Collection entries:
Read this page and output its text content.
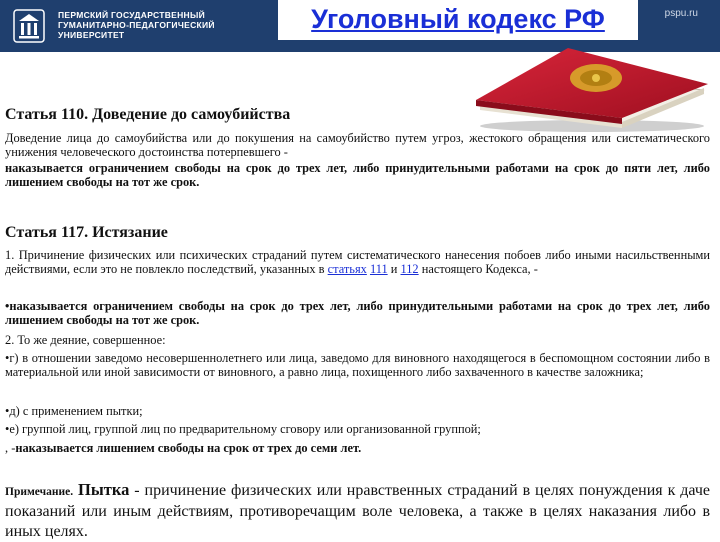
ПЕРМСКИЙ ГОСУДАРСТВЕННЫЙ
ГУМАНИТАРНО-ПЕДАГОГИЧЕСКИЙ
УНИВЕРСИТЕТ
pspu.ru
Уголовный кодекс РФ
Статья 110. Доведение до самоубийства
Доведение лица до самоубийства или до покушения на самоубийство путем угроз, жестокого обращения или систематического унижения человеческого достоинства потерпевшего -
наказывается ограничением свободы на срок до трех лет, либо принудительными работами на срок до пяти лет, либо лишением свободы на тот же срок.
Статья 117. Истязание
1. Причинение физических или психических страданий путем систематического нанесения побоев либо иными насильственными действиями, если это не повлекло последствий, указанных в статьях 111 и 112 настоящего Кодекса, -
•наказывается ограничением свободы на срок до трех лет, либо принудительными работами на срок до трех лет, либо лишением свободы на тот же срок.
2. То же деяние, совершенное:
•г) в отношении заведомо несовершеннолетнего или лица, заведомо для виновного находящегося в беспомощном состоянии либо в материальной или иной зависимости от виновного, а равно лица, похищенного либо захваченного в качестве заложника;
•д) с применением пытки;
•е) группой лиц, группой лиц по предварительному сговору или организованной группой;
, -наказывается лишением свободы на срок от трех до семи лет.
Примечание. Пытка - причинение физических или нравственных страданий в целях понуждения к даче показаний или иным действиям, противоречащим воле человека, а также в целях наказания либо в иных целях.
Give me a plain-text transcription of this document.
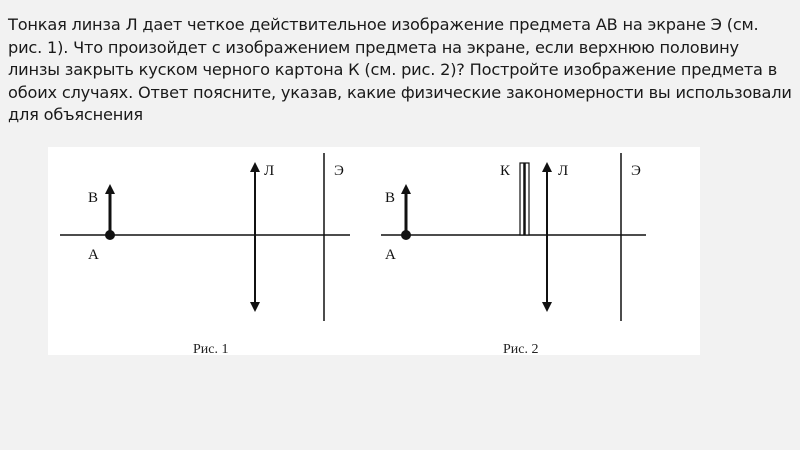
Тонкая линза Л дает четкое действительное изображение предмета АВ на экране Э (см. рис. 1). Что произойдет с изображением предмета на экране, если верхнюю половину линзы закрыть куском черного картона К (см. рис. 2)? Постройте изображение предмета в обоих случаях. Ответ поясните, указав, какие физические закономерности вы использовали для объяснения
В
А
Л	Э
Рис. 1
В
А
К	Л	Э
Рис. 2
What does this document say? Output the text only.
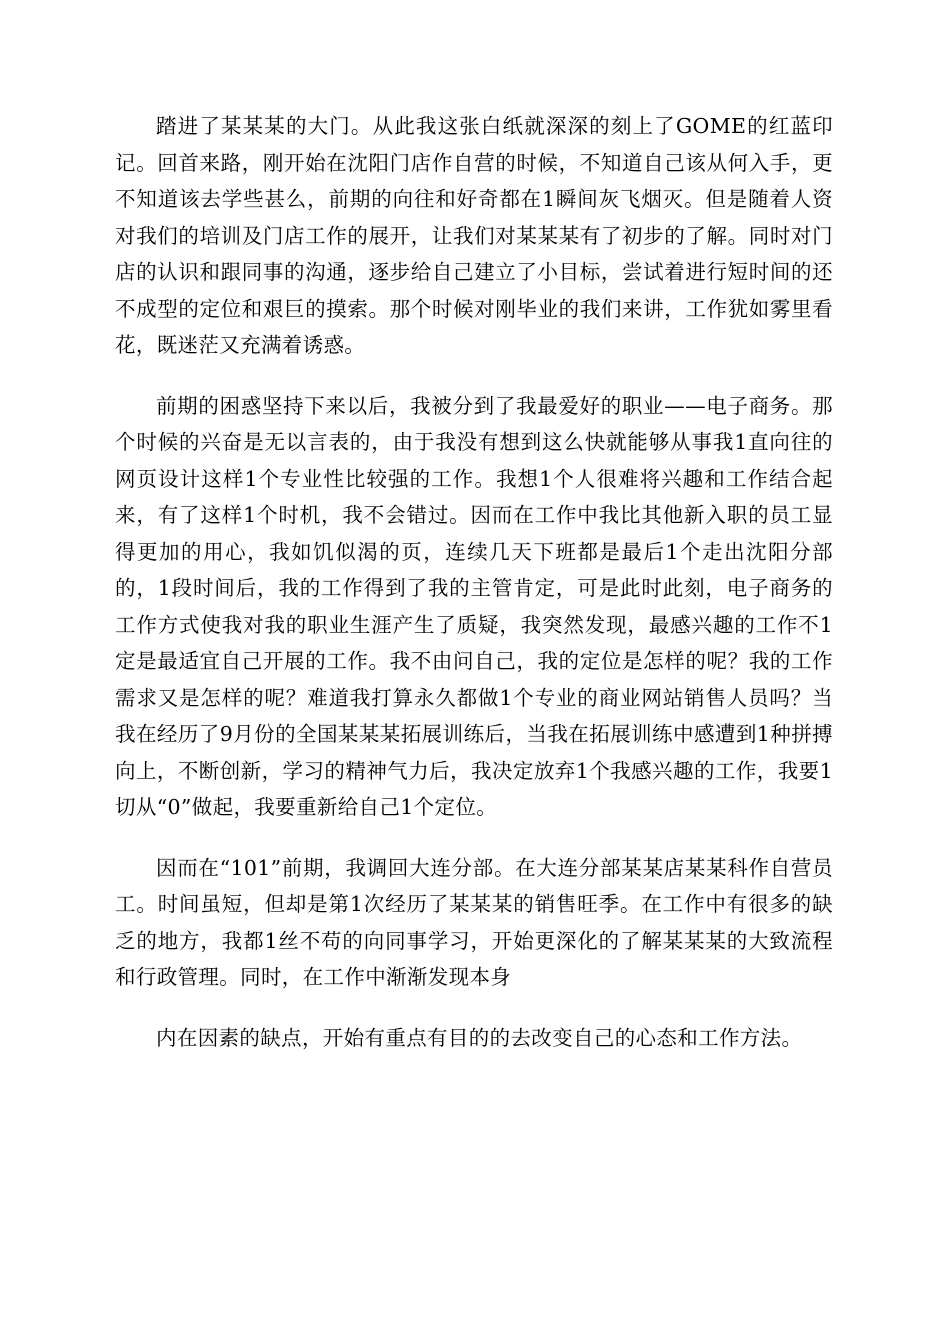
踏进了某某某的大门。从此我这张白纸就深深的刻上了GOME的红蓝印记。回首来路，刚开始在沈阳门店作自营的时候，不知道自己该从何入手，更不知道该去学些甚么，前期的向往和好奇都在1瞬间灰飞烟灭。但是随着人资对我们的培训及门店工作的展开，让我们对某某某有了初步的了解。同时对门店的认识和跟同事的沟通，逐步给自己建立了小目标，尝试着进行短时间的还不成型的定位和艰巨的摸索。那个时候对刚毕业的我们来讲，工作犹如雾里看花，既迷茫又充满着诱惑。

前期的困惑坚持下来以后，我被分到了我最爱好的职业——电子商务。那个时候的兴奋是无以言表的，由于我没有想到这么快就能够从事我1直向往的网页设计这样1个专业性比较强的工作。我想1个人很难将兴趣和工作结合起来，有了这样1个时机，我不会错过。因而在工作中我比其他新入职的员工显得更加的用心，我如饥似渴的页，连续几天下班都是最后1个走出沈阳分部的，1段时间后，我的工作得到了我的主管肯定，可是此时此刻，电子商务的工作方式使我对我的职业生涯产生了质疑，我突然发现，最感兴趣的工作不1定是最适宜自己开展的工作。我不由问自己，我的定位是怎样的呢？我的工作需求又是怎样的呢？难道我打算永久都做1个专业的商业网站销售人员吗？当我在经历了9月份的全国某某某拓展训练后，当我在拓展训练中感遭到1种拼搏向上，不断创新，学习的精神气力后，我决定放弃1个我感兴趣的工作，我要1切从“0”做起，我要重新给自己1个定位。

因而在“101”前期，我调回大连分部。在大连分部某某店某某科作自营员工。时间虽短，但却是第1次经历了某某某的销售旺季。在工作中有很多的缺乏的地方，我都1丝不苟的向同事学习，开始更深化的了解某某某的大致流程和行政管理。同时，在工作中渐渐发现本身

内在因素的缺点，开始有重点有目的的去改变自己的心态和工作方法。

• [Exercise aim]: Each entry above is to be written out again unchanged, apart from the pictures, which are left out.

• [Result for this exercise]:
Read this page and output its text content.
ПЕРМСКИЙ ГОСУДАРСТВЕННЫЙ
ГУМАНИТАРНО-ПЕДАГОГИЧЕСКИЙ
УНИВЕРСИТЕТ
pspu.ru
Уголовный кодекс РФ
Статья 110. Доведение до самоубийства
Доведение лица до самоубийства или до покушения на самоубийство путем угроз, жестокого обращения или систематического унижения человеческого достоинства потерпевшего -
наказывается ограничением свободы на срок до трех лет, либо принудительными работами на срок до пяти лет, либо лишением свободы на тот же срок.
Статья 117. Истязание
1. Причинение физических или психических страданий путем систематического нанесения побоев либо иными насильственными действиями, если это не повлекло последствий, указанных в статьях 111 и 112 настоящего Кодекса, -
•наказывается ограничением свободы на срок до трех лет, либо принудительными работами на срок до трех лет, либо лишением свободы на тот же срок.
2. То же деяние, совершенное:
•г) в отношении заведомо несовершеннолетнего или лица, заведомо для виновного находящегося в беспомощном состоянии либо в материальной или иной зависимости от виновного, а равно лица, похищенного либо захваченного в качестве заложника;
•д) с применением пытки;
•е) группой лиц, группой лиц по предварительному сговору или организованной группой;
, -наказывается лишением свободы на срок от трех до семи лет.
Примечание. Пытка - причинение физических или нравственных страданий в целях понуждения к даче показаний или иным действиям, противоречащим воле человека, а также в целях наказания либо в иных целях.
Give me a plain-text transcription of this document.
Тонкая линза Л дает четкое действительное изображение предмета АВ на экране Э (см. рис. 1). Что произойдет с изображением предмета на экране, если верхнюю половину линзы закрыть куском черного картона К (см. рис. 2)? Постройте изображение предмета в обоих случаях. Ответ поясните, указав, какие физические закономерности вы использовали для объяснения
В
А
Л	Э
Рис. 1
В
А
К	Л	Э
Рис. 2
What does this document say? Output the text only.
踏进了某某某的大门。从此我这张白纸就深深的刻上了GOME的红蓝印记。回首来路，刚开始在沈阳门店作自营的时候，不知道自己该从何入手，更不知道该去学些甚么，前期的向往和好奇都在1瞬间灰飞烟灭。但是随着人资对我们的培训及门店工作的展开，让我们对某某某有了初步的了解。同时对门店的认识和跟同事的沟通，逐步给自己建立了小目标，尝试着进行短时间的还不成型的定位和艰巨的摸索。那个时候对刚毕业的我们来讲，工作犹如雾里看花，既迷茫又充满着诱惑。

前期的困惑坚持下来以后，我被分到了我最爱好的职业——电子商务。那个时候的兴奋是无以言表的，由于我没有想到这么快就能够从事我1直向往的网页设计这样1个专业性比较强的工作。我想1个人很难将兴趣和工作结合起来，有了这样1个时机，我不会错过。因而在工作中我比其他新入职的员工显得更加的用心，我如饥似渴的页，连续几天下班都是最后1个走出沈阳分部的，1段时间后，我的工作得到了我的主管肯定，可是此时此刻，电子商务的工作方式使我对我的职业生涯产生了质疑，我突然发现，最感兴趣的工作不1定是最适宜自己开展的工作。我不由问自己，我的定位是怎样的呢？我的工作需求又是怎样的呢？难道我打算永久都做1个专业的商业网站销售人员吗？当我在经历了9月份的全国某某某拓展训练后，当我在拓展训练中感遭到1种拼搏向上，不断创新，学习的精神气力后，我决定放弃1个我感兴趣的工作，我要1切从“0”做起，我要重新给自己1个定位。

因而在“101”前期，我调回大连分部。在大连分部某某店某某科作自营员工。时间虽短，但却是第1次经历了某某某的销售旺季。在工作中有很多的缺乏的地方，我都1丝不苟的向同事学习，开始更深化的了解某某某的大致流程和行政管理。同时，在工作中渐渐发现本身

内在因素的缺点，开始有重点有目的的去改变自己的心态和工作方法。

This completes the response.